**SOURCE DATA**
..........

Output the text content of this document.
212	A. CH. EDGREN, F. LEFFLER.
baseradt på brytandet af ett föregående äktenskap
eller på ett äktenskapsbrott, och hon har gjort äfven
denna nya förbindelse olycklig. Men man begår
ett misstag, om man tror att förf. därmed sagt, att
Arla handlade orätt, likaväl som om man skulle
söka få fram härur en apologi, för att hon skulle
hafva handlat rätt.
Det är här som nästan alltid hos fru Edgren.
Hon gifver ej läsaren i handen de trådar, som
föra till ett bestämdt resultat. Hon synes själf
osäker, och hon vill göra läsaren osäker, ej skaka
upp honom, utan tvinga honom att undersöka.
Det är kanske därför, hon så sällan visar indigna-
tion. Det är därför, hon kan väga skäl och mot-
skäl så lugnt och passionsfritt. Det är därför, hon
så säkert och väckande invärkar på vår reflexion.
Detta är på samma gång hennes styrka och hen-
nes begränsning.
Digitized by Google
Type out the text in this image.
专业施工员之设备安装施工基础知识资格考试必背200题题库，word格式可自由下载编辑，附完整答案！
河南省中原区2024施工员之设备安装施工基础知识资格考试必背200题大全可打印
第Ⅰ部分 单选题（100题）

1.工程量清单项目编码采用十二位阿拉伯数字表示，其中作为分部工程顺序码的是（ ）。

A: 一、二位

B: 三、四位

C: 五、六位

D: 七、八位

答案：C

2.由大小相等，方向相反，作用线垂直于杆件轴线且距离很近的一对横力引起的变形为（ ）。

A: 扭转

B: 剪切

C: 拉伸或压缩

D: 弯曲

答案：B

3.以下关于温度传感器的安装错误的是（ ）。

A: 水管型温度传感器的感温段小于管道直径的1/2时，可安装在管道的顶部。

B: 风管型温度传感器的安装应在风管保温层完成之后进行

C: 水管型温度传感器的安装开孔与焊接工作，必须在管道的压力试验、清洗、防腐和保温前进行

..........

Write out the whole listing again. Match it word for word.

**TASK RESULT**
Output the text content of this document.
212	A. CH. EDGREN, F. LEFFLER.
baseradt på brytandet af ett föregående äktenskap
eller på ett äktenskapsbrott, och hon har gjort äfven
denna nya förbindelse olycklig. Men man begår
ett misstag, om man tror att förf. därmed sagt, att
Arla handlade orätt, likaväl som om man skulle
söka få fram härur en apologi, för att hon skulle
hafva handlat rätt.
Det är här som nästan alltid hos fru Edgren.
Hon gifver ej läsaren i handen de trådar, som
föra till ett bestämdt resultat. Hon synes själf
osäker, och hon vill göra läsaren osäker, ej skaka
upp honom, utan tvinga honom att undersöka.
Det är kanske därför, hon så sällan visar indigna-
tion. Det är därför, hon kan väga skäl och mot-
skäl så lugnt och passionsfritt. Det är därför, hon
så säkert och väckande invärkar på vår reflexion.
Detta är på samma gång hennes styrka och hen-
nes begränsning.
Digitized by Google
Type out the text in this image.
专业施工员之设备安装施工基础知识资格考试必背200题题库，word格式可自由下载编辑，附完整答案！
河南省中原区2024施工员之设备安装施工基础知识资格考试必背200题大全可打印
第Ⅰ部分 单选题（100题）

1.工程量清单项目编码采用十二位阿拉伯数字表示，其中作为分部工程顺序码的是（ ）。

A: 一、二位

B: 三、四位

C: 五、六位

D: 七、八位

答案：C

2.由大小相等，方向相反，作用线垂直于杆件轴线且距离很近的一对横力引起的变形为（ ）。

A: 扭转

B: 剪切

C: 拉伸或压缩

D: 弯曲

答案：B

3.以下关于温度传感器的安装错误的是（ ）。

A: 水管型温度传感器的感温段小于管道直径的1/2时，可安装在管道的顶部。

B: 风管型温度传感器的安装应在风管保温层完成之后进行

C: 水管型温度传感器的安装开孔与焊接工作，必须在管道的压力试验、清洗、防腐和保温前进行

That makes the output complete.